Zadanie do wykonania
Przepisz wiernie wszystkie wiersze zapisów od samego początku aż do wiersza zawierającego „left-side-bar bbox=[0, 222, 33, 1108]”, łącznie z tym wierszem.

Dostarczone zapisy
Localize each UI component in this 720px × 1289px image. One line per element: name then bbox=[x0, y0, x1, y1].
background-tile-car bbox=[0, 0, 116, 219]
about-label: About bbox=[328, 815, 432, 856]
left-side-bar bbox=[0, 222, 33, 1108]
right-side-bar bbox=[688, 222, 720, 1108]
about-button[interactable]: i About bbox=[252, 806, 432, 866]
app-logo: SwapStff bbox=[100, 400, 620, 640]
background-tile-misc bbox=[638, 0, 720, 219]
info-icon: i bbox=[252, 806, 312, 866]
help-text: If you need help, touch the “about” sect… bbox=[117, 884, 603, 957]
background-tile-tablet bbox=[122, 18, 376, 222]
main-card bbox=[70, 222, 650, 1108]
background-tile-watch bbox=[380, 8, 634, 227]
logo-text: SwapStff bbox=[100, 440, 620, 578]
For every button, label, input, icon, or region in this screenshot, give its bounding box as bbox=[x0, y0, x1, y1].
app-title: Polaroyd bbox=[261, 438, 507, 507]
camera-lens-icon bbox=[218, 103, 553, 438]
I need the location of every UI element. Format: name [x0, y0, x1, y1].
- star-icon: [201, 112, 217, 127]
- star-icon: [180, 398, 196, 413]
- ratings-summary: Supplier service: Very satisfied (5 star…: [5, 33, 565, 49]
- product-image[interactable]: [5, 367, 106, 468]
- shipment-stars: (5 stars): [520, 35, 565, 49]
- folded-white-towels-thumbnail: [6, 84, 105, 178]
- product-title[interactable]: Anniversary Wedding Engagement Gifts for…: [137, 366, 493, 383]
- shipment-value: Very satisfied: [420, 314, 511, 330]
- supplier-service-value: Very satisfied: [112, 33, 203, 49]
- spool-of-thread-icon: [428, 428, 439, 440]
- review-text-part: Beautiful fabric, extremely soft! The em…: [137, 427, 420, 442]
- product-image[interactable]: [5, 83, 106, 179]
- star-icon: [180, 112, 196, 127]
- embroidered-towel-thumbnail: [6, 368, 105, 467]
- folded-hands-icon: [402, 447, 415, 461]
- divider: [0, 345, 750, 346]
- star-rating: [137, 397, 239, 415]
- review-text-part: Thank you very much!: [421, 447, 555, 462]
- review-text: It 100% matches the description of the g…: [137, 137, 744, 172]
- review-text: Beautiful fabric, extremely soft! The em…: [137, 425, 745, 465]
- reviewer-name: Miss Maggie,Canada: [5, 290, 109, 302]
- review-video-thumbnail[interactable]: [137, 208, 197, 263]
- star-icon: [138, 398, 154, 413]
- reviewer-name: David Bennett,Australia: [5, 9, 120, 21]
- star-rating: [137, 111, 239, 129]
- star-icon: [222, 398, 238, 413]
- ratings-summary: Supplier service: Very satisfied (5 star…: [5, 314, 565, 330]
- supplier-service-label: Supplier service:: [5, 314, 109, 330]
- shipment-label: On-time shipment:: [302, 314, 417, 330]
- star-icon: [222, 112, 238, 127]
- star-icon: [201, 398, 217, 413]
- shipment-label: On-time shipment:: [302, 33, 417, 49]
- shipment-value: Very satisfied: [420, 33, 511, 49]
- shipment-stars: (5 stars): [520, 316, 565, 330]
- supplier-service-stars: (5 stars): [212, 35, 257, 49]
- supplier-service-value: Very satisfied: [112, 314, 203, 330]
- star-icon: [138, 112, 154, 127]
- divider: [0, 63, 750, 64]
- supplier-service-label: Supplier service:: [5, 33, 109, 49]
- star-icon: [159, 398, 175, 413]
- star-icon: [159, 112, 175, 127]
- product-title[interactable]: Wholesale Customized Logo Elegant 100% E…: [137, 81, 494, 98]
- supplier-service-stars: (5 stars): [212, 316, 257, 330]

Rozwiązanie
Localize each UI component in this 720px × 1289px image. One line per element: name then bbox=[x0, y0, x1, y1].
background-tile-car bbox=[0, 0, 116, 219]
about-label: About bbox=[328, 815, 432, 856]
left-side-bar bbox=[0, 222, 33, 1108]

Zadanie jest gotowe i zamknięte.